▶ **What is expected**
Find the string "TradingView" in the listing and report every line that has it.

[Start of Data entries]

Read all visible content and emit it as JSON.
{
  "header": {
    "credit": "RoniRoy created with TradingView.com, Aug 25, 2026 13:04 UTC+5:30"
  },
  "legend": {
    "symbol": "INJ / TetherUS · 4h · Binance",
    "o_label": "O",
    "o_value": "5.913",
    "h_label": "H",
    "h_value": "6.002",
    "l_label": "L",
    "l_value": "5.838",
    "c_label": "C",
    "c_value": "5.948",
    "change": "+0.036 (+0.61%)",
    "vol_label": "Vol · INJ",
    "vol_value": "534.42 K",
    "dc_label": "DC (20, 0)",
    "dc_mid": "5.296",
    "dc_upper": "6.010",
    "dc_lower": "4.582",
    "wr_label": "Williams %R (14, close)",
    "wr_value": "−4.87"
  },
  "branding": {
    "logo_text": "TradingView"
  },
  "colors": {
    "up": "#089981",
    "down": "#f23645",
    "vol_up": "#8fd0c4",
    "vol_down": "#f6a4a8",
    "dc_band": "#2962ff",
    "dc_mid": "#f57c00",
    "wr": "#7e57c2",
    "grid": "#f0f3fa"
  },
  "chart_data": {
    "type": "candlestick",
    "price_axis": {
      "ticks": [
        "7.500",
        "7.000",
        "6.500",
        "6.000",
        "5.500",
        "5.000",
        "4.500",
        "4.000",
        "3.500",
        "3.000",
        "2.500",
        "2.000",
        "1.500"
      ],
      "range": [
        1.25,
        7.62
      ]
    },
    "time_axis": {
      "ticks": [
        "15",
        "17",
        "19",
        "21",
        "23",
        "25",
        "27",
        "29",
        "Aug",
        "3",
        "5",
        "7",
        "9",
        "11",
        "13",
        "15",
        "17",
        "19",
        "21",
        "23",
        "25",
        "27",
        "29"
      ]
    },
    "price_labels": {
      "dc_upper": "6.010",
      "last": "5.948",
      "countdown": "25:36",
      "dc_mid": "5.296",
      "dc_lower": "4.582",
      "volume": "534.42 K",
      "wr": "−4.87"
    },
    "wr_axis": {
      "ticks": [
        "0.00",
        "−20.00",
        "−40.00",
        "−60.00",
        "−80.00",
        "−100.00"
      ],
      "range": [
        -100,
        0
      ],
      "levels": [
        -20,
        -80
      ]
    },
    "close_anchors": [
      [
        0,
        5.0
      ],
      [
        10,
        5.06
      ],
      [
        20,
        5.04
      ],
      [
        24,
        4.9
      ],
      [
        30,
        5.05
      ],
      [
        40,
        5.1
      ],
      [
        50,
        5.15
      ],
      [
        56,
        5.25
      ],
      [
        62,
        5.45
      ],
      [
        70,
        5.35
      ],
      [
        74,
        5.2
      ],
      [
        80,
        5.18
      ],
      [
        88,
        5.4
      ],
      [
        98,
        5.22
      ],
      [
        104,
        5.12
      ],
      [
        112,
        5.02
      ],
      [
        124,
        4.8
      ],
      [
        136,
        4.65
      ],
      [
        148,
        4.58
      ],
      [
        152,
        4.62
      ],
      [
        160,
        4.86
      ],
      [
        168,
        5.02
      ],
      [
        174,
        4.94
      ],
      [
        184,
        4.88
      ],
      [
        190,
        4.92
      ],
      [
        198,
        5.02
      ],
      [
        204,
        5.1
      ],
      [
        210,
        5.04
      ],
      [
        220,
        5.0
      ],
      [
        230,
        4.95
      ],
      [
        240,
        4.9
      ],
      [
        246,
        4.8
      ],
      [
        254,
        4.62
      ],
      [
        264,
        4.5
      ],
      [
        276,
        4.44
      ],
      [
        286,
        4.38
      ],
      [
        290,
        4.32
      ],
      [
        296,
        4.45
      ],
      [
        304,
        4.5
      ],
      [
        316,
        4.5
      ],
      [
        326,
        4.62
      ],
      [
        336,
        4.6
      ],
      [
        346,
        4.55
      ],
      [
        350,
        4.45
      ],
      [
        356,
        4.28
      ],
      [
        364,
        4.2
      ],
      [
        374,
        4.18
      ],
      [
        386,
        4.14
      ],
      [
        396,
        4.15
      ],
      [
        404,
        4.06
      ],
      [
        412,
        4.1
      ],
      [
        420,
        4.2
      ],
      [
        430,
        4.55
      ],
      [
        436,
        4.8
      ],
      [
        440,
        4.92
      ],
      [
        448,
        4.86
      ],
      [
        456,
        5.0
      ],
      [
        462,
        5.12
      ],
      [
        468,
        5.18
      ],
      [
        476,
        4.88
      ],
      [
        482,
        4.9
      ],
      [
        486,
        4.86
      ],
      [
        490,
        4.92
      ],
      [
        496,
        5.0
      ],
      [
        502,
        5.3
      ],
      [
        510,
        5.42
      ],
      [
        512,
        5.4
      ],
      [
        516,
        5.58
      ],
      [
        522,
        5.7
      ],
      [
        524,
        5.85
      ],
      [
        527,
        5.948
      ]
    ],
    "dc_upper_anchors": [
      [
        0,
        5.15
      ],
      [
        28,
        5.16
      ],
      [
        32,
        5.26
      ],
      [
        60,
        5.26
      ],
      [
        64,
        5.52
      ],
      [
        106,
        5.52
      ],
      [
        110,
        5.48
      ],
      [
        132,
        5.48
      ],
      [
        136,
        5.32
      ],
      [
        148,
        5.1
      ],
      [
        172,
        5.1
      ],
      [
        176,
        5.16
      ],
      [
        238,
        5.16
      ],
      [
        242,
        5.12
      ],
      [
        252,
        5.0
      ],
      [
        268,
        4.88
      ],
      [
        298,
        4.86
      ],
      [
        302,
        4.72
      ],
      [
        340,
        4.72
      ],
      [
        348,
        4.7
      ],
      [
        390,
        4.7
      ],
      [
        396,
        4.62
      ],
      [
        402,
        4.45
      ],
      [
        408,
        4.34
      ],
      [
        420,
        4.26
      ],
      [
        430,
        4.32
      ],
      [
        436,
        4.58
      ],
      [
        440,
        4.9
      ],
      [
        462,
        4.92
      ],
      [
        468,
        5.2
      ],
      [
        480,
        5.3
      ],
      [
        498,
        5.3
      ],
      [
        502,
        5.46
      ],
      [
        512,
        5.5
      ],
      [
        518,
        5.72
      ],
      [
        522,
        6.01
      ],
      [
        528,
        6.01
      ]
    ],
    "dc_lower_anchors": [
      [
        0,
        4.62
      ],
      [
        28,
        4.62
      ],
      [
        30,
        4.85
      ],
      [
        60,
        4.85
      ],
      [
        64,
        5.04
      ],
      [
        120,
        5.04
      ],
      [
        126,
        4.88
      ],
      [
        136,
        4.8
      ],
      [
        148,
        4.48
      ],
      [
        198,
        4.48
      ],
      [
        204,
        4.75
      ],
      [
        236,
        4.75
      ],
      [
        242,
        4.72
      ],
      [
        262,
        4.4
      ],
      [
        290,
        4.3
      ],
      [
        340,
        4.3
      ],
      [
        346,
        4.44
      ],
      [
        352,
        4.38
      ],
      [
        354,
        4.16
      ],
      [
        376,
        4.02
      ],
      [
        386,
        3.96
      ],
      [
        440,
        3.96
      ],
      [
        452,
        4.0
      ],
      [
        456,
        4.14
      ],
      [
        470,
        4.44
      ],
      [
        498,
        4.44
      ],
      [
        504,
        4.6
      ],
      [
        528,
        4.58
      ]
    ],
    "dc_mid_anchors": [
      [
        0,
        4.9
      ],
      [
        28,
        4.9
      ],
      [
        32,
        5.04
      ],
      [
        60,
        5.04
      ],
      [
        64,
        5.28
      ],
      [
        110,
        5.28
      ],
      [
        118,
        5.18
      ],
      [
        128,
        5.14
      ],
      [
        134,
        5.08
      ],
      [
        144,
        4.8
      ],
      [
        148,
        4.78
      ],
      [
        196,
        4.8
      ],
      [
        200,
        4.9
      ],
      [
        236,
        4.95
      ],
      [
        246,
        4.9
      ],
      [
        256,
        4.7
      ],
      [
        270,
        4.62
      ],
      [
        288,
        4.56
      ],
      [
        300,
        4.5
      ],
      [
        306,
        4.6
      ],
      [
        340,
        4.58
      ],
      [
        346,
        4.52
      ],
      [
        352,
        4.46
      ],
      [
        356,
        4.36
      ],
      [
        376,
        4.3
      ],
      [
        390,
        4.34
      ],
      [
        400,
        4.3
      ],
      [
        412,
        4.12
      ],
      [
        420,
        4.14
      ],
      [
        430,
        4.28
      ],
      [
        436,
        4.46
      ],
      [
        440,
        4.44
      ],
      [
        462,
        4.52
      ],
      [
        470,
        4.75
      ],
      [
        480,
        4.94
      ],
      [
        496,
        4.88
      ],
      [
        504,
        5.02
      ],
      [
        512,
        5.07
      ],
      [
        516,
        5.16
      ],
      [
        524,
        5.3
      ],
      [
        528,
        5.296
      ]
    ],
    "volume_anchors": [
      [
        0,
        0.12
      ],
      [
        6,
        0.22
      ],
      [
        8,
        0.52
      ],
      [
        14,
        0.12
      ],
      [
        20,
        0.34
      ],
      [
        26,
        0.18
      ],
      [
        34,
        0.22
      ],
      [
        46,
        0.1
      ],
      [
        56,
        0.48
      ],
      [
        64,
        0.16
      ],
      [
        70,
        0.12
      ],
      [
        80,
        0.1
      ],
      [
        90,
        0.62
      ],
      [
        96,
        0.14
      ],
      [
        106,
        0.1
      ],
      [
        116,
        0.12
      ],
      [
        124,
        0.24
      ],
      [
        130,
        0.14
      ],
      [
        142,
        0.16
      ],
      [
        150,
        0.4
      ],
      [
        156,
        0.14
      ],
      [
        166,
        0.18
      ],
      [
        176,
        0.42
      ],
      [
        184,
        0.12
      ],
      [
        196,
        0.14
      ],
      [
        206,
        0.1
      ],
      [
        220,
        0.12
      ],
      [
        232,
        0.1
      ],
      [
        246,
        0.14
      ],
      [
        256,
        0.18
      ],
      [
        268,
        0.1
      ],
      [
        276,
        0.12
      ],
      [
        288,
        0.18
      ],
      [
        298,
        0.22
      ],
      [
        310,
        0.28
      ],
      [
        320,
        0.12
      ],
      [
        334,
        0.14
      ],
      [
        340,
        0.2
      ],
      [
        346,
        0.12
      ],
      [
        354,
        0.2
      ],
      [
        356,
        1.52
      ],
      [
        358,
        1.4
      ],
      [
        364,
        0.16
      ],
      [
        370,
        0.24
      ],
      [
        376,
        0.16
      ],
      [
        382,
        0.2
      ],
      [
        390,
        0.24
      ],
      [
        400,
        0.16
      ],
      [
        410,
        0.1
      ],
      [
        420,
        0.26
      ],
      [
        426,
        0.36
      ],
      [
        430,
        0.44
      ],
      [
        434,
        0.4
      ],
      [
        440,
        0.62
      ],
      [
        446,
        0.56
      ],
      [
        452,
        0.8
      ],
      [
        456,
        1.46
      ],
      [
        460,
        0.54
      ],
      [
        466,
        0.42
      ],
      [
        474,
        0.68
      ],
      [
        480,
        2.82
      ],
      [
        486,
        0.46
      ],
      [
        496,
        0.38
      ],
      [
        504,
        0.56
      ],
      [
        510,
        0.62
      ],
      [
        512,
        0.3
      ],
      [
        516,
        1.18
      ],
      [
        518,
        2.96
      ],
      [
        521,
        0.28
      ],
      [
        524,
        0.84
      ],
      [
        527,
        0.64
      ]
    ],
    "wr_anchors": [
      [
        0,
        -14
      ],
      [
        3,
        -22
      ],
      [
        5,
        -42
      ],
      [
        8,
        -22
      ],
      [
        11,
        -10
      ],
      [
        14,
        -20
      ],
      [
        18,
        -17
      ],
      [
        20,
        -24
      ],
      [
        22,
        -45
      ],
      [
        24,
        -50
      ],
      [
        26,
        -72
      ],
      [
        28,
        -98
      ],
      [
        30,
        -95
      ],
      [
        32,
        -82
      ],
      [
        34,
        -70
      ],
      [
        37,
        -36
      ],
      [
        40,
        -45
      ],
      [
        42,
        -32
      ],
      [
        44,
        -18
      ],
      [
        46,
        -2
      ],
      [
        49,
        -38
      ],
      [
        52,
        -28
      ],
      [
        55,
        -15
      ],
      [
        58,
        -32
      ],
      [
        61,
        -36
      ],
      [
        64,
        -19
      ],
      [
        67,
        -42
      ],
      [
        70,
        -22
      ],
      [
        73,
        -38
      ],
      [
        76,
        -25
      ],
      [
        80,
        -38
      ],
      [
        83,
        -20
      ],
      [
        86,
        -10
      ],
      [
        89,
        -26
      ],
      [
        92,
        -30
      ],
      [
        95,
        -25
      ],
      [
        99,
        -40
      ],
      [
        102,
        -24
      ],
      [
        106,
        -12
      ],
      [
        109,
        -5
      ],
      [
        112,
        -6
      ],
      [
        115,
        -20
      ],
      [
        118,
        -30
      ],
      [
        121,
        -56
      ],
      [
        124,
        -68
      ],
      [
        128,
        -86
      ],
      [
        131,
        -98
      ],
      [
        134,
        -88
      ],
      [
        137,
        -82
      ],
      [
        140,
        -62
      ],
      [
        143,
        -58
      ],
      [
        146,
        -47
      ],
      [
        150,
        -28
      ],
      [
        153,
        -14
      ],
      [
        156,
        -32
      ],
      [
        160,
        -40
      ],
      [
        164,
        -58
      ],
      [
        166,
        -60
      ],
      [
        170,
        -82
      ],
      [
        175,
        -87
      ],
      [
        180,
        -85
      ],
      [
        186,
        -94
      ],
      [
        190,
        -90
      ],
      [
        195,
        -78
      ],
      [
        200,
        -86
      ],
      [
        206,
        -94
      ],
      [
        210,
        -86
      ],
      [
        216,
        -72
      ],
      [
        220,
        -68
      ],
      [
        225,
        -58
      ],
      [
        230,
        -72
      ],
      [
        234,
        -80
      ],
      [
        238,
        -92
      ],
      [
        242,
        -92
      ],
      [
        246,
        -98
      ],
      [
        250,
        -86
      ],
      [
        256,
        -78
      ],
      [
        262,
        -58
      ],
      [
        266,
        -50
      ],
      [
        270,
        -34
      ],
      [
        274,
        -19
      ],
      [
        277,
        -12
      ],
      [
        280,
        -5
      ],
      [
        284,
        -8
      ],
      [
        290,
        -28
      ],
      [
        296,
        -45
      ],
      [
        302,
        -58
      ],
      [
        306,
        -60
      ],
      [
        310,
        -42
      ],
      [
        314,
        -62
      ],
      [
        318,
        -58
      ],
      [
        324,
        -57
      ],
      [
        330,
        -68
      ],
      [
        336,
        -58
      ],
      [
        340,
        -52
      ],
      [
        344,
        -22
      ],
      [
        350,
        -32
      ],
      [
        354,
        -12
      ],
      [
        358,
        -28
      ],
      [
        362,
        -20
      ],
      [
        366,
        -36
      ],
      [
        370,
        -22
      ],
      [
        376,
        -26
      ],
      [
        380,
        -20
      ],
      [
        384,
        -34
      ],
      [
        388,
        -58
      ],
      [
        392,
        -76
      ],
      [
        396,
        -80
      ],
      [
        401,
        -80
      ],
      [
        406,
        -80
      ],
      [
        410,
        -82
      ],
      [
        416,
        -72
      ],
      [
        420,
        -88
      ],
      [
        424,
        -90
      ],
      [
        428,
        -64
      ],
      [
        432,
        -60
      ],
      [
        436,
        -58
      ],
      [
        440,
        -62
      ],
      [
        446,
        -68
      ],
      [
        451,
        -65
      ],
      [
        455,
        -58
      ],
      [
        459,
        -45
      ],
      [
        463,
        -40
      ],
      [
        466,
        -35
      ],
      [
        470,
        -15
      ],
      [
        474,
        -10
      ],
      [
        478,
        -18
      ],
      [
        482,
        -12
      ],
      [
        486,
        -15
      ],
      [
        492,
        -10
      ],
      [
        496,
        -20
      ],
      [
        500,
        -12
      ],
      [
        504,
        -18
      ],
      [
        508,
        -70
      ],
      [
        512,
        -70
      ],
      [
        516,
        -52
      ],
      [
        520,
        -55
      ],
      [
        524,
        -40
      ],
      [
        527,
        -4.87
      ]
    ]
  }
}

[End of Data entries]

▶ **Answer to this task**
    "credit": "RoniRoy created with TradingView.com, Aug 25, 2026 13:04 UTC+5:30"
    "logo_text": "TradingView"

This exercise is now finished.